**Exercise task**
All of the data below should be written out exactly.
== == ==
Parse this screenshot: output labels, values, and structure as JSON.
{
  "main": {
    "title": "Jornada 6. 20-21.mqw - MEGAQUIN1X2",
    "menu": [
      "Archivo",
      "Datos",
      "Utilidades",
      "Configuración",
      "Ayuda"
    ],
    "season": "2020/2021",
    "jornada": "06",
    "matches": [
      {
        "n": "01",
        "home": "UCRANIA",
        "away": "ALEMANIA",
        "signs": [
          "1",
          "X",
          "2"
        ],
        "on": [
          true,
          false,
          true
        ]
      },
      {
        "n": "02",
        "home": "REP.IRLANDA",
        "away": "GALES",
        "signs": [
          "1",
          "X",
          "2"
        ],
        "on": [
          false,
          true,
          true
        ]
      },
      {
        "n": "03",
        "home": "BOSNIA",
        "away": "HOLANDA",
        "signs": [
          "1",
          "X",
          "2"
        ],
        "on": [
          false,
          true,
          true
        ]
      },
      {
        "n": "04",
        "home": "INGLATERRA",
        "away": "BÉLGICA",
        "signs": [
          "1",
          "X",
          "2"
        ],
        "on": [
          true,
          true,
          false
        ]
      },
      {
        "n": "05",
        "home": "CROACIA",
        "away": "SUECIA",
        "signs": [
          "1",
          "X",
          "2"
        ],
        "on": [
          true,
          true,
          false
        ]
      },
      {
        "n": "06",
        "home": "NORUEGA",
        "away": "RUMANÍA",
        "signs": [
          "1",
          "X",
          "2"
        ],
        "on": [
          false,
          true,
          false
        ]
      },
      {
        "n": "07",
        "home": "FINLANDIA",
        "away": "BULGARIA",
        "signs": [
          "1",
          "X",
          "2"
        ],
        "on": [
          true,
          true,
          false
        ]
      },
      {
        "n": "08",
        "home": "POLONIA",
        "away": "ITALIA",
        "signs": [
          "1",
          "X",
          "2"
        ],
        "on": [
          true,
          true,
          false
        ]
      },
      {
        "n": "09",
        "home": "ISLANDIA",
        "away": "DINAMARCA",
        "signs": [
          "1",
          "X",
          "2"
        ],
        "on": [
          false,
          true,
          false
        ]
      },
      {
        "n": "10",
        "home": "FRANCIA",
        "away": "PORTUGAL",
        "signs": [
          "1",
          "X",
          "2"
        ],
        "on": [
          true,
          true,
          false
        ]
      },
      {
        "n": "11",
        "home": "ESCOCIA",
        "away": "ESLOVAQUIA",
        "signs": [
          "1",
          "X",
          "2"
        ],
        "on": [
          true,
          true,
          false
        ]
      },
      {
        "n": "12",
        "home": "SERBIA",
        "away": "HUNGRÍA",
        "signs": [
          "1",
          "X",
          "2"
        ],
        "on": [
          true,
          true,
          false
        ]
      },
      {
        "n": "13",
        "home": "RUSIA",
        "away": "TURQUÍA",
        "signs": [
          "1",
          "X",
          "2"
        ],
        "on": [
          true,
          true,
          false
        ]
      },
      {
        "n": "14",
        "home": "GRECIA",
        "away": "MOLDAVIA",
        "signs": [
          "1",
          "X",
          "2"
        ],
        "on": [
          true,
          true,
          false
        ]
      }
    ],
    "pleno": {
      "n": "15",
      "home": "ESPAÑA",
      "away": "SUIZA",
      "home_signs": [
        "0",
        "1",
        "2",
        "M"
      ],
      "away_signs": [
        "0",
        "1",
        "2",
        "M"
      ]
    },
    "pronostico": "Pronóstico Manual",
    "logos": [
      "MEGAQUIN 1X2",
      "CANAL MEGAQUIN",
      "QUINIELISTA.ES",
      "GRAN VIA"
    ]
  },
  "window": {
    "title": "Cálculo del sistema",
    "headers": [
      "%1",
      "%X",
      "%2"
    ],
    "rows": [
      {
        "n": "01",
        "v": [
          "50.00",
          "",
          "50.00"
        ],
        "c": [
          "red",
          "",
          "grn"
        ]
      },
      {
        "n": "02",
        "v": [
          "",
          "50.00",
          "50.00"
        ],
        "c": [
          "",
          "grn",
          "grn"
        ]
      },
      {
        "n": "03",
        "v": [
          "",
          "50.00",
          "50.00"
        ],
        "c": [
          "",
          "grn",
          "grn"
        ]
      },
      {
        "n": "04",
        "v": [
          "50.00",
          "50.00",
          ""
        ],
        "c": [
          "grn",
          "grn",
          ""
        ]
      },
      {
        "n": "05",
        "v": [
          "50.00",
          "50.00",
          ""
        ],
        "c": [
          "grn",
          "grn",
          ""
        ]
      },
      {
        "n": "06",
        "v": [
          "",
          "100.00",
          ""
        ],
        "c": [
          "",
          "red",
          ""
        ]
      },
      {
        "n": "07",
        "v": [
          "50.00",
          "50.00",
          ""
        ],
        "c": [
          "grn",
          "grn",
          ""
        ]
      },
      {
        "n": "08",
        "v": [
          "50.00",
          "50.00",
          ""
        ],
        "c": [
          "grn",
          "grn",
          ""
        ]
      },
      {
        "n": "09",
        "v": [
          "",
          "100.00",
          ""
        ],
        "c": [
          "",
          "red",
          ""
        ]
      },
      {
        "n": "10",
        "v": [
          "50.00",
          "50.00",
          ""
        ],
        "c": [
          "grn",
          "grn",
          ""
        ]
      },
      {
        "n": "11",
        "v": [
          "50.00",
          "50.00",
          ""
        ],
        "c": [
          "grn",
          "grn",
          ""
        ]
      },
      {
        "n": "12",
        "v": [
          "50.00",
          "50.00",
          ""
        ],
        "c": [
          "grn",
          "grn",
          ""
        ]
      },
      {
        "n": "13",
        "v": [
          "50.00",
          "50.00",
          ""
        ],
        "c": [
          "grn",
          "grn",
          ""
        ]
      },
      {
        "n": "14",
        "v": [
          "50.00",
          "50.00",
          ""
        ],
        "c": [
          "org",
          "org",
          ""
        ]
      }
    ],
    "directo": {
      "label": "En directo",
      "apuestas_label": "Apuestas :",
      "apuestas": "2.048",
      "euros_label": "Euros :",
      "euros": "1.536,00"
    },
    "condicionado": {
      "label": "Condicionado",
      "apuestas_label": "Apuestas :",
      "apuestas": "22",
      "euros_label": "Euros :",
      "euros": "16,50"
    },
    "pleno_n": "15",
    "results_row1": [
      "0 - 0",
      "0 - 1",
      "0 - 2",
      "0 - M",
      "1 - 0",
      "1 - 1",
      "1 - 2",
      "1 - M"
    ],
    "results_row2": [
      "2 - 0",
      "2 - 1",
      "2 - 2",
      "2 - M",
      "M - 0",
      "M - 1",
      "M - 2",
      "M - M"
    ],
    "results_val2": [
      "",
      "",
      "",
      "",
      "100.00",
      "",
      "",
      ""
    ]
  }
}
== == ==
**Exercise output**
Parse this screenshot: output labels, values, and structure as JSON.
{
  "main": {
    "title": "Jornada 6. 20-21.mqw - MEGAQUIN1X2",
    "menu": [
      "Archivo",
      "Datos",
      "Utilidades",
      "Configuración",
      "Ayuda"
    ],
    "season": "2020/2021",
    "jornada": "06",
    "matches": [
      {
        "n": "01",
        "home": "UCRANIA",
        "away": "ALEMANIA",
        "signs": [
          "1",
          "X",
          "2"
        ],
        "on": [
          true,
          false,
          true
        ]
      },
      {
        "n": "02",
        "home": "REP.IRLANDA",
        "away": "GALES",
        "signs": [
          "1",
          "X",
          "2"
        ],
        "on": [
          false,
          true,
          true
        ]
      },
      {
        "n": "03",
        "home": "BOSNIA",
        "away": "HOLANDA",
        "signs": [
          "1",
          "X",
          "2"
        ],
        "on": [
          false,
          true,
          true
        ]
      },
      {
        "n": "04",
        "home": "INGLATERRA",
        "away": "BÉLGICA",
        "signs": [
          "1",
          "X",
          "2"
        ],
        "on": [
          true,
          true,
          false
        ]
      },
      {
        "n": "05",
        "home": "CROACIA",
        "away": "SUECIA",
        "signs": [
          "1",
          "X",
          "2"
        ],
        "on": [
          true,
          true,
          false
        ]
      },
      {
        "n": "06",
        "home": "NORUEGA",
        "away": "RUMANÍA",
        "signs": [
          "1",
          "X",
          "2"
        ],
        "on": [
          false,
          true,
          false
        ]
      },
      {
        "n": "07",
        "home": "FINLANDIA",
        "away": "BULGARIA",
        "signs": [
          "1",
          "X",
          "2"
        ],
        "on": [
          true,
          true,
          false
        ]
      },
      {
        "n": "08",
        "home": "POLONIA",
        "away": "ITALIA",
        "signs": [
          "1",
          "X",
          "2"
        ],
        "on": [
          true,
          true,
          false
        ]
      },
      {
        "n": "09",
        "home": "ISLANDIA",
        "away": "DINAMARCA",
        "signs": [
          "1",
          "X",
          "2"
        ],
        "on": [
          false,
          true,
          false
        ]
      },
      {
        "n": "10",
        "home": "FRANCIA",
        "away": "PORTUGAL",
        "signs": [
          "1",
          "X",
          "2"
        ],
        "on": [
          true,
          true,
          false
        ]
      },
      {
        "n": "11",
        "home": "ESCOCIA",
        "away": "ESLOVAQUIA",
        "signs": [
          "1",
          "X",
          "2"
        ],
        "on": [
          true,
          true,
          false
        ]
      },
      {
        "n": "12",
        "home": "SERBIA",
        "away": "HUNGRÍA",
        "signs": [
          "1",
          "X",
          "2"
        ],
        "on": [
          true,
          true,
          false
        ]
      },
      {
        "n": "13",
        "home": "RUSIA",
        "away": "TURQUÍA",
        "signs": [
          "1",
          "X",
          "2"
        ],
        "on": [
          true,
          true,
          false
        ]
      },
      {
        "n": "14",
        "home": "GRECIA",
        "away": "MOLDAVIA",
        "signs": [
          "1",
          "X",
          "2"
        ],
        "on": [
          true,
          true,
          false
        ]
      }
    ],
    "pleno": {
      "n": "15",
      "home": "ESPAÑA",
      "away": "SUIZA",
      "home_signs": [
        "0",
        "1",
        "2",
        "M"
      ],
      "away_signs": [
        "0",
        "1",
        "2",
        "M"
      ]
    },
    "pronostico": "Pronóstico Manual",
    "logos": [
      "MEGAQUIN 1X2",
      "CANAL MEGAQUIN",
      "QUINIELISTA.ES",
      "GRAN VIA"
    ]
  },
  "window": {
    "title": "Cálculo del sistema",
    "headers": [
      "%1",
      "%X",
      "%2"
    ],
    "rows": [
      {
        "n": "01",
        "v": [
          "50.00",
          "",
          "50.00"
        ],
        "c": [
          "red",
          "",
          "grn"
        ]
      },
      {
        "n": "02",
        "v": [
          "",
          "50.00",
          "50.00"
        ],
        "c": [
          "",
          "grn",
          "grn"
        ]
      },
      {
        "n": "03",
        "v": [
          "",
          "50.00",
          "50.00"
        ],
        "c": [
          "",
          "grn",
          "grn"
        ]
      },
      {
        "n": "04",
        "v": [
          "50.00",
          "50.00",
          ""
        ],
        "c": [
          "grn",
          "grn",
          ""
        ]
      },
      {
        "n": "05",
        "v": [
          "50.00",
          "50.00",
          ""
        ],
        "c": [
          "grn",
          "grn",
          ""
        ]
      },
      {
        "n": "06",
        "v": [
          "",
          "100.00",
          ""
        ],
        "c": [
          "",
          "red",
          ""
        ]
      },
      {
        "n": "07",
        "v": [
          "50.00",
          "50.00",
          ""
        ],
        "c": [
          "grn",
          "grn",
          ""
        ]
      },
      {
        "n": "08",
        "v": [
          "50.00",
          "50.00",
          ""
        ],
        "c": [
          "grn",
          "grn",
          ""
        ]
      },
      {
        "n": "09",
        "v": [
          "",
          "100.00",
          ""
        ],
        "c": [
          "",
          "red",
          ""
        ]
      },
      {
        "n": "10",
        "v": [
          "50.00",
          "50.00",
          ""
        ],
        "c": [
          "grn",
          "grn",
          ""
        ]
      },
      {
        "n": "11",
        "v": [
          "50.00",
          "50.00",
          ""
        ],
        "c": [
          "grn",
          "grn",
          ""
        ]
      },
      {
        "n": "12",
        "v": [
          "50.00",
          "50.00",
          ""
        ],
        "c": [
          "grn",
          "grn",
          ""
        ]
      },
      {
        "n": "13",
        "v": [
          "50.00",
          "50.00",
          ""
        ],
        "c": [
          "grn",
          "grn",
          ""
        ]
      },
      {
        "n": "14",
        "v": [
          "50.00",
          "50.00",
          ""
        ],
        "c": [
          "org",
          "org",
          ""
        ]
      }
    ],
    "directo": {
      "label": "En directo",
      "apuestas_label": "Apuestas :",
      "apuestas": "2.048",
      "euros_label": "Euros :",
      "euros": "1.536,00"
    },
    "condicionado": {
      "label": "Condicionado",
      "apuestas_label": "Apuestas :",
      "apuestas": "22",
      "euros_label": "Euros :",
      "euros": "16,50"
    },
    "pleno_n": "15",
    "results_row1": [
      "0 - 0",
      "0 - 1",
      "0 - 2",
      "0 - M",
      "1 - 0",
      "1 - 1",
      "1 - 2",
      "1 - M"
    ],
    "results_row2": [
      "2 - 0",
      "2 - 1",
      "2 - 2",
      "2 - M",
      "M - 0",
      "M - 1",
      "M - 2",
      "M - M"
    ],
    "results_val2": [
      "",
      "",
      "",
      "",
      "100.00",
      "",
      "",
      ""
    ]
  }
}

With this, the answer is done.